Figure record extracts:
::::::::

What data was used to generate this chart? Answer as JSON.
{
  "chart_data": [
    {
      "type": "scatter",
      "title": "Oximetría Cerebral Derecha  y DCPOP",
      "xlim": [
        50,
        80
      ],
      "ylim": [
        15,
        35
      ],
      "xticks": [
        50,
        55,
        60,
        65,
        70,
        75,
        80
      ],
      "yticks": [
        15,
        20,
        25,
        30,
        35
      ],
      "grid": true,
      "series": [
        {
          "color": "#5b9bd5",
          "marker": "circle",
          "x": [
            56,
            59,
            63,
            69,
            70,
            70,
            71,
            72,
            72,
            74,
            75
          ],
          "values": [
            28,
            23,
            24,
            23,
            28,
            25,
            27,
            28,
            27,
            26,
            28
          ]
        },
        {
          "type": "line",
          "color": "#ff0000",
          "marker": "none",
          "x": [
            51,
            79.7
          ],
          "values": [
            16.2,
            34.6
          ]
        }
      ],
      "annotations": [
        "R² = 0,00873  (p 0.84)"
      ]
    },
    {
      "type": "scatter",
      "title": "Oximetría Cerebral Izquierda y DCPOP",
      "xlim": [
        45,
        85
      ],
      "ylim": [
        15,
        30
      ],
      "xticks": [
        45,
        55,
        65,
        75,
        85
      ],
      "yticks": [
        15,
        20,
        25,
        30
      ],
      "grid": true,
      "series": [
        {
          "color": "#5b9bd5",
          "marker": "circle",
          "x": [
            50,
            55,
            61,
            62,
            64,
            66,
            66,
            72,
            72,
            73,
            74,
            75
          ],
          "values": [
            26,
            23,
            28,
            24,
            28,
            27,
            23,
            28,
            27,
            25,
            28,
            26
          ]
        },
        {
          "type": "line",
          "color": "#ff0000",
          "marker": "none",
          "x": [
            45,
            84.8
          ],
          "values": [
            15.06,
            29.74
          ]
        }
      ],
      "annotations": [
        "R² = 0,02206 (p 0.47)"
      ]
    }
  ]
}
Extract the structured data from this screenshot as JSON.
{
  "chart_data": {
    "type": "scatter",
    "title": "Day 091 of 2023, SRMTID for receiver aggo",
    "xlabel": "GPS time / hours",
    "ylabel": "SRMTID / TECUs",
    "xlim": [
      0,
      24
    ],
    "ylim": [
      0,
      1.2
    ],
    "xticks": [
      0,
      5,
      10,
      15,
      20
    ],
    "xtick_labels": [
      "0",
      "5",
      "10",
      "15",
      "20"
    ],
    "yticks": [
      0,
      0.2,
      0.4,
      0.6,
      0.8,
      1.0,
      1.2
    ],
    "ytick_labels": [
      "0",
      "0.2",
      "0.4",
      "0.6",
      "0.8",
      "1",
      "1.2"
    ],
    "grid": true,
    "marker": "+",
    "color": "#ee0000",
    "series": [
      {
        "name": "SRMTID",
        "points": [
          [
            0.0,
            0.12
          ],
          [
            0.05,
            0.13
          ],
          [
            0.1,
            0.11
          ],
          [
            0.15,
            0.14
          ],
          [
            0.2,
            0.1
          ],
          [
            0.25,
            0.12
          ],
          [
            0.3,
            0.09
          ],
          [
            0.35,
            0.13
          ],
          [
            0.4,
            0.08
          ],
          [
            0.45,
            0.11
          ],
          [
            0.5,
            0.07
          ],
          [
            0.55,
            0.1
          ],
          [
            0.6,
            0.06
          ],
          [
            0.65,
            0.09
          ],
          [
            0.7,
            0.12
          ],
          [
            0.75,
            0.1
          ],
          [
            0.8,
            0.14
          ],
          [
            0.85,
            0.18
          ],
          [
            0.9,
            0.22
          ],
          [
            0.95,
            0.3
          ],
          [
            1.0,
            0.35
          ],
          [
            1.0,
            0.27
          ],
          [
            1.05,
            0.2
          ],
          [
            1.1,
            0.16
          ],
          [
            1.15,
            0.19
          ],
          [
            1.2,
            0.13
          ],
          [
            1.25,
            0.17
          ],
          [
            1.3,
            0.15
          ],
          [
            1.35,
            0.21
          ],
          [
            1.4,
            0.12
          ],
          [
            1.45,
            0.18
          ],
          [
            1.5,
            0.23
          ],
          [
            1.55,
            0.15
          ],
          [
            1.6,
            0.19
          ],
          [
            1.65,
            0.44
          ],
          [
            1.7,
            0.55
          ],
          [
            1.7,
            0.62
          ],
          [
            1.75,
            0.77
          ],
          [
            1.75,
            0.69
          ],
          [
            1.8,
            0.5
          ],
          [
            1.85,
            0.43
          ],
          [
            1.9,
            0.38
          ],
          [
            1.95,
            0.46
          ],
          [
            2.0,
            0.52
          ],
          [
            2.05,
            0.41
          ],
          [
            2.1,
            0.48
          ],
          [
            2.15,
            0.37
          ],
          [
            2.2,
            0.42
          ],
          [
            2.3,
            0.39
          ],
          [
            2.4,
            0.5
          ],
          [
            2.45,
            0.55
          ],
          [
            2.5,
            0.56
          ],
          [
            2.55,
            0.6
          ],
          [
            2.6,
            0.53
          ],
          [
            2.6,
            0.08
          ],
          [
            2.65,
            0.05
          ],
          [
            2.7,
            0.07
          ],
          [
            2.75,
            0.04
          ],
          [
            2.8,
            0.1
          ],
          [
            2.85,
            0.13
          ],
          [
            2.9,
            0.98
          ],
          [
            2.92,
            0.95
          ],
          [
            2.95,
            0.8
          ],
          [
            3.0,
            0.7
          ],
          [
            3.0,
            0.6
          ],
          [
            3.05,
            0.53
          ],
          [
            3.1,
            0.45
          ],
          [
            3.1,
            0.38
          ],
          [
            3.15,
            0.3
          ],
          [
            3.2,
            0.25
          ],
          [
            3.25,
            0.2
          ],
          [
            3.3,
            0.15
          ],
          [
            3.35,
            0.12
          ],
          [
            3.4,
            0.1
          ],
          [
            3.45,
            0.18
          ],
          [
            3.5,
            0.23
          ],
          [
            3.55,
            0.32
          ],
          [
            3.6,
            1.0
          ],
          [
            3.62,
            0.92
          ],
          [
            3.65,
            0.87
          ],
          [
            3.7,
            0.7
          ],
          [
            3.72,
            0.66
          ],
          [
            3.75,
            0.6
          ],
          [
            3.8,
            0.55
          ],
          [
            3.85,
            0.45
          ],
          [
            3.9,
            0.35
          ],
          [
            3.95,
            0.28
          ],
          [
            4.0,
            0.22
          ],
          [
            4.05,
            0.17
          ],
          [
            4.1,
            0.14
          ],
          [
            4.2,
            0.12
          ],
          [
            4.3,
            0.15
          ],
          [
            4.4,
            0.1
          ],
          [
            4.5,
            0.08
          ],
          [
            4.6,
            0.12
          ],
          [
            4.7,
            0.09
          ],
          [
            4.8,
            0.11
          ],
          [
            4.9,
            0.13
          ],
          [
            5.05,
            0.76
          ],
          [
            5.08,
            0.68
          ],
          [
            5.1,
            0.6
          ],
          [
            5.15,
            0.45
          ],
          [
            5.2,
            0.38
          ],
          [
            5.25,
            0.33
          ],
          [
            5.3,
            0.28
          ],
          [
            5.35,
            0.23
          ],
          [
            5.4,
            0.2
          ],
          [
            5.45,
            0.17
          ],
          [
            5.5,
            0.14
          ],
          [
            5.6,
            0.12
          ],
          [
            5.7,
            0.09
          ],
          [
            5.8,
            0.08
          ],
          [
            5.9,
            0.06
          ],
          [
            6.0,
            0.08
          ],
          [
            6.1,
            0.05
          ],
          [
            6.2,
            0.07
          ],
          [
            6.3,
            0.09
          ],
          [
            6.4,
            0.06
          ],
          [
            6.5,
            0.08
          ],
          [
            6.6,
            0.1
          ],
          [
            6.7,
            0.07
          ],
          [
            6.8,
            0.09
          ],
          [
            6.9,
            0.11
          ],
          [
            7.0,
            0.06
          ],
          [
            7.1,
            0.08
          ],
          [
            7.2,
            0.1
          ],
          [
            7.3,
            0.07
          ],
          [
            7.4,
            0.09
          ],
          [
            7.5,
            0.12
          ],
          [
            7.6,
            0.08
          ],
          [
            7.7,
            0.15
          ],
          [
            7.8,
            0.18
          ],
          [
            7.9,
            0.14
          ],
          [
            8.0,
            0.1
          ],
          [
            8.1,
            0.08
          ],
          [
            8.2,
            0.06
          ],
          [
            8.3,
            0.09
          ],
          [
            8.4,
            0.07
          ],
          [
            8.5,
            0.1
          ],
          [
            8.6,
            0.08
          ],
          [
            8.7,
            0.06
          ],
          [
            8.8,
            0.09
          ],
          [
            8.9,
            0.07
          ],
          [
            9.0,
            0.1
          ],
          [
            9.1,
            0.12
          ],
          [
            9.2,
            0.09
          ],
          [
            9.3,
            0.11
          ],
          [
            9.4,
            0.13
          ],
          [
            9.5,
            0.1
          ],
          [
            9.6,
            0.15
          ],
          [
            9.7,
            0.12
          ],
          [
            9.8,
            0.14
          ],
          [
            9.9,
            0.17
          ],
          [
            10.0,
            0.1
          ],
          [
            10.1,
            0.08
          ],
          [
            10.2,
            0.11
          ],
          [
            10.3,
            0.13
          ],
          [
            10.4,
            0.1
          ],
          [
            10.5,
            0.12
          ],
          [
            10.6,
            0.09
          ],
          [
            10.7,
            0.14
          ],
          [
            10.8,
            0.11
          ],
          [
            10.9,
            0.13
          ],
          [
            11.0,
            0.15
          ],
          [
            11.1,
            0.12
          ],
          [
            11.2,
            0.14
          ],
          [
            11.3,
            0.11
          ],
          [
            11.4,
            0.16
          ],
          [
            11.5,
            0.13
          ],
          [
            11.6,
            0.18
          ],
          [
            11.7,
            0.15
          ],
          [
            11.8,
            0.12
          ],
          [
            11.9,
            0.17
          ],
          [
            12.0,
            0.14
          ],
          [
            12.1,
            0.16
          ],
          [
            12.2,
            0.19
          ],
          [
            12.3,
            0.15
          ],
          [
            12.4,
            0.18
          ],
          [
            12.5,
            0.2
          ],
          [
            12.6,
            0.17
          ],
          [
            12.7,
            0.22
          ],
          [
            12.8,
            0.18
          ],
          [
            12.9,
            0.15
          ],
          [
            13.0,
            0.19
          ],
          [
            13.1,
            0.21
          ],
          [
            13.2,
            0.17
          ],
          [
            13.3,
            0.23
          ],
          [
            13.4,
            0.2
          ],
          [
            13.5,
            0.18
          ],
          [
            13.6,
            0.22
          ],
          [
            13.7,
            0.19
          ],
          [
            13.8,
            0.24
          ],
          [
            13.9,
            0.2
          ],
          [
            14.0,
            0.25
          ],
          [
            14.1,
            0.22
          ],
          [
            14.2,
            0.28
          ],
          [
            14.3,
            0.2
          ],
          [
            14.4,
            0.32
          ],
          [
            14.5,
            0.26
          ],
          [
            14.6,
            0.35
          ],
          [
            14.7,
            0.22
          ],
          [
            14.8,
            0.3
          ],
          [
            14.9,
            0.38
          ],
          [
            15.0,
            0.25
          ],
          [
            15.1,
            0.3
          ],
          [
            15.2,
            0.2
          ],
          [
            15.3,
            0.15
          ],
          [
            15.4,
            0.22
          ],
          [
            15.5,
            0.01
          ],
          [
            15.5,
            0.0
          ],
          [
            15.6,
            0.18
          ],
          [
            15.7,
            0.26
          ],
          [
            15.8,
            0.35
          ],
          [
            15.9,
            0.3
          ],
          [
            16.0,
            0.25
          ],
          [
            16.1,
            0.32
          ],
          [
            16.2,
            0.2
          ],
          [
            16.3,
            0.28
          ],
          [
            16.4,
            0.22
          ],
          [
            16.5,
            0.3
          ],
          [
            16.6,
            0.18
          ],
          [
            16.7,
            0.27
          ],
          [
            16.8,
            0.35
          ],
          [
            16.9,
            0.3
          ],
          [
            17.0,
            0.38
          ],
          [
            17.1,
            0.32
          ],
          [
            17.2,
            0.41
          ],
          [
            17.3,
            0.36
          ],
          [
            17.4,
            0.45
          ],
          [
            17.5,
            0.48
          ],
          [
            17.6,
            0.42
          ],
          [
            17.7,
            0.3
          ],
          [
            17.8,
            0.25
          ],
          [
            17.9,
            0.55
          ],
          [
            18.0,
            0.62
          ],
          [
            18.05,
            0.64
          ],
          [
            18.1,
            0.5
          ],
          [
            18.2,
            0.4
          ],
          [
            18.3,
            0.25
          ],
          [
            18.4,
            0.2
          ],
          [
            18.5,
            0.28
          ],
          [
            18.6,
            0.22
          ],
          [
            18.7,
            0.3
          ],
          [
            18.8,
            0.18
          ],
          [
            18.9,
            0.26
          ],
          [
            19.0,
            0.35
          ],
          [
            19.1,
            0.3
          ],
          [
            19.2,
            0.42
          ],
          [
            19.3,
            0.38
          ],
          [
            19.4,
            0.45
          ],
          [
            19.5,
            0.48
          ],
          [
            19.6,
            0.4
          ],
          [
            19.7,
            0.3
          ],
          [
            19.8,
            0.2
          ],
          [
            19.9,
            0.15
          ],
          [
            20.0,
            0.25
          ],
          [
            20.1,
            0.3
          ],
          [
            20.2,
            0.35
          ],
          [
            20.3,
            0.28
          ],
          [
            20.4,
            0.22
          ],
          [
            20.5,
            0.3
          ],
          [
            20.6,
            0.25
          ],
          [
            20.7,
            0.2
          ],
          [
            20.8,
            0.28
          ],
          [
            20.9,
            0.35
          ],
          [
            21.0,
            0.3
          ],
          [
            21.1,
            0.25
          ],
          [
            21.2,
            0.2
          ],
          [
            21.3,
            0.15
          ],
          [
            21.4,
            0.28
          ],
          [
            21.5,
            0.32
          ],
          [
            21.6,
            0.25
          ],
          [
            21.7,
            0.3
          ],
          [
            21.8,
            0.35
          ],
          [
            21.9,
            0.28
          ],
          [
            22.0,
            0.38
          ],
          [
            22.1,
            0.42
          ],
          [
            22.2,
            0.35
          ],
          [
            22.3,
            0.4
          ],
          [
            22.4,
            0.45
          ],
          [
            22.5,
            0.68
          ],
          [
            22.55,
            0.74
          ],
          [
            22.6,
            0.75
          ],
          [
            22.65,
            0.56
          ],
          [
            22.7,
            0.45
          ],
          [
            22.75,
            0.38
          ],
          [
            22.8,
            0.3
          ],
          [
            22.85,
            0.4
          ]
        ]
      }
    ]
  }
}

::::::::

Objective » Pick out and copy every line that contains the word "DCPOP".

Exercise result »
      "title": "Oximetría Cerebral Derecha  y DCPOP",
      "title": "Oximetría Cerebral Izquierda y DCPOP",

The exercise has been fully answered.